What is required
Could you write out every entry exactly as it stands?

○ ○ ○ ○ ○ ○ ○

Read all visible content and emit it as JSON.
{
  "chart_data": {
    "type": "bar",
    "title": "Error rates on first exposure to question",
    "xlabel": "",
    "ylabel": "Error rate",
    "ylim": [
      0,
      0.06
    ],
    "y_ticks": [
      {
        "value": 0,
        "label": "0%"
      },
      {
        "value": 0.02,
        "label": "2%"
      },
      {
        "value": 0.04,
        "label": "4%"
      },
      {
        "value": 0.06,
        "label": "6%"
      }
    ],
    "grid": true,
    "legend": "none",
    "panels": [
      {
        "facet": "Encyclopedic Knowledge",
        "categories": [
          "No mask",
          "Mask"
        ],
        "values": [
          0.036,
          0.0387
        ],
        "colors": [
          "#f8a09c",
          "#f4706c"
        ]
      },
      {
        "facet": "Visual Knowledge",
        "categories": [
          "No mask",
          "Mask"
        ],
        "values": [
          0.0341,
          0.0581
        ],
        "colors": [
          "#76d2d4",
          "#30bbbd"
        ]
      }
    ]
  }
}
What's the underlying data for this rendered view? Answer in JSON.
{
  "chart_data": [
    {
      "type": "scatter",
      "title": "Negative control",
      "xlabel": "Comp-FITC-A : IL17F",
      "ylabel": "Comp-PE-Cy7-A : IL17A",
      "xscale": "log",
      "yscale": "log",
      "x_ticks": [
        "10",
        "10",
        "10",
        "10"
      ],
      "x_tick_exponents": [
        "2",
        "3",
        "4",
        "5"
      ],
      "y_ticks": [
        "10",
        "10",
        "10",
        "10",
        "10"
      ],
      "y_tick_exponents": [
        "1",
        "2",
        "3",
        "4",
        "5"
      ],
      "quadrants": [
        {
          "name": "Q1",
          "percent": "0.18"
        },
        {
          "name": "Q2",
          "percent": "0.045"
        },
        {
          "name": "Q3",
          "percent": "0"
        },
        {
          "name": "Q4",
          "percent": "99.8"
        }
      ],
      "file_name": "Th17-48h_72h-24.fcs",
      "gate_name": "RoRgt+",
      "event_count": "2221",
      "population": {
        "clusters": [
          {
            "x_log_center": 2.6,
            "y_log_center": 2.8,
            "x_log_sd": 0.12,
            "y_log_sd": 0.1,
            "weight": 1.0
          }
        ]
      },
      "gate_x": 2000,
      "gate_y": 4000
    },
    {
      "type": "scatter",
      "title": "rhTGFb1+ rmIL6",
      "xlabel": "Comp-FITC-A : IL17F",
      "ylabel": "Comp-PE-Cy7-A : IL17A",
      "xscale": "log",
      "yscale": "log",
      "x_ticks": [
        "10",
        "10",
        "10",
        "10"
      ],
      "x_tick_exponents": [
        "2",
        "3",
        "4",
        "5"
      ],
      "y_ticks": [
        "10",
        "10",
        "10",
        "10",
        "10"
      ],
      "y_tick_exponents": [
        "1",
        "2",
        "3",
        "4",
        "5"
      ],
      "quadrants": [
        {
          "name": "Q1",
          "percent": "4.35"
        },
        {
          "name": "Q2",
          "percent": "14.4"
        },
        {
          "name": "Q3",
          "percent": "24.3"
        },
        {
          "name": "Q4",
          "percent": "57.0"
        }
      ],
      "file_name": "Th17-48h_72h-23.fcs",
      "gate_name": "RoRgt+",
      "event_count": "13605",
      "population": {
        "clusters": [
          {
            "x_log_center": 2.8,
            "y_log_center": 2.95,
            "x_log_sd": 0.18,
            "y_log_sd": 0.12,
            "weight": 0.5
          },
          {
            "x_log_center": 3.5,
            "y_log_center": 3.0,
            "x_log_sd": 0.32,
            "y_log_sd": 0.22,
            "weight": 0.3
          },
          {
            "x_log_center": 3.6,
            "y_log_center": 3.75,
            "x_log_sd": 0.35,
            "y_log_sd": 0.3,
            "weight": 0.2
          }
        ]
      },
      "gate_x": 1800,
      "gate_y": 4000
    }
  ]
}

○ ○ ○ ○ ○ ○ ○

Right answer
Read all visible content and emit it as JSON.
{
  "chart_data": {
    "type": "bar",
    "title": "Error rates on first exposure to question",
    "xlabel": "",
    "ylabel": "Error rate",
    "ylim": [
      0,
      0.06
    ],
    "y_ticks": [
      {
        "value": 0,
        "label": "0%"
      },
      {
        "value": 0.02,
        "label": "2%"
      },
      {
        "value": 0.04,
        "label": "4%"
      },
      {
        "value": 0.06,
        "label": "6%"
      }
    ],
    "grid": true,
    "legend": "none",
    "panels": [
      {
        "facet": "Encyclopedic Knowledge",
        "categories": [
          "No mask",
          "Mask"
        ],
        "values": [
          0.036,
          0.0387
        ],
        "colors": [
          "#f8a09c",
          "#f4706c"
        ]
      },
      {
        "facet": "Visual Knowledge",
        "categories": [
          "No mask",
          "Mask"
        ],
        "values": [
          0.0341,
          0.0581
        ],
        "colors": [
          "#76d2d4",
          "#30bbbd"
        ]
      }
    ]
  }
}
What's the underlying data for this rendered view? Answer in JSON.
{
  "chart_data": [
    {
      "type": "scatter",
      "title": "Negative control",
      "xlabel": "Comp-FITC-A : IL17F",
      "ylabel": "Comp-PE-Cy7-A : IL17A",
      "xscale": "log",
      "yscale": "log",
      "x_ticks": [
        "10",
        "10",
        "10",
        "10"
      ],
      "x_tick_exponents": [
        "2",
        "3",
        "4",
        "5"
      ],
      "y_ticks": [
        "10",
        "10",
        "10",
        "10",
        "10"
      ],
      "y_tick_exponents": [
        "1",
        "2",
        "3",
        "4",
        "5"
      ],
      "quadrants": [
        {
          "name": "Q1",
          "percent": "0.18"
        },
        {
          "name": "Q2",
          "percent": "0.045"
        },
        {
          "name": "Q3",
          "percent": "0"
        },
        {
          "name": "Q4",
          "percent": "99.8"
        }
      ],
      "file_name": "Th17-48h_72h-24.fcs",
      "gate_name": "RoRgt+",
      "event_count": "2221",
      "population": {
        "clusters": [
          {
            "x_log_center": 2.6,
            "y_log_center": 2.8,
            "x_log_sd": 0.12,
            "y_log_sd": 0.1,
            "weight": 1.0
          }
        ]
      },
      "gate_x": 2000,
      "gate_y": 4000
    },
    {
      "type": "scatter",
      "title": "rhTGFb1+ rmIL6",
      "xlabel": "Comp-FITC-A : IL17F",
      "ylabel": "Comp-PE-Cy7-A : IL17A",
      "xscale": "log",
      "yscale": "log",
      "x_ticks": [
        "10",
        "10",
        "10",
        "10"
      ],
      "x_tick_exponents": [
        "2",
        "3",
        "4",
        "5"
      ],
      "y_ticks": [
        "10",
        "10",
        "10",
        "10",
        "10"
      ],
      "y_tick_exponents": [
        "1",
        "2",
        "3",
        "4",
        "5"
      ],
      "quadrants": [
        {
          "name": "Q1",
          "percent": "4.35"
        },
        {
          "name": "Q2",
          "percent": "14.4"
        },
        {
          "name": "Q3",
          "percent": "24.3"
        },
        {
          "name": "Q4",
          "percent": "57.0"
        }
      ],
      "file_name": "Th17-48h_72h-23.fcs",
      "gate_name": "RoRgt+",
      "event_count": "13605",
      "population": {
        "clusters": [
          {
            "x_log_center": 2.8,
            "y_log_center": 2.95,
            "x_log_sd": 0.18,
            "y_log_sd": 0.12,
            "weight": 0.5
          },
          {
            "x_log_center": 3.5,
            "y_log_center": 3.0,
            "x_log_sd": 0.32,
            "y_log_sd": 0.22,
            "weight": 0.3
          },
          {
            "x_log_center": 3.6,
            "y_log_center": 3.75,
            "x_log_sd": 0.35,
            "y_log_sd": 0.3,
            "weight": 0.2
          }
        ]
      },
      "gate_x": 1800,
      "gate_y": 4000
    }
  ]
}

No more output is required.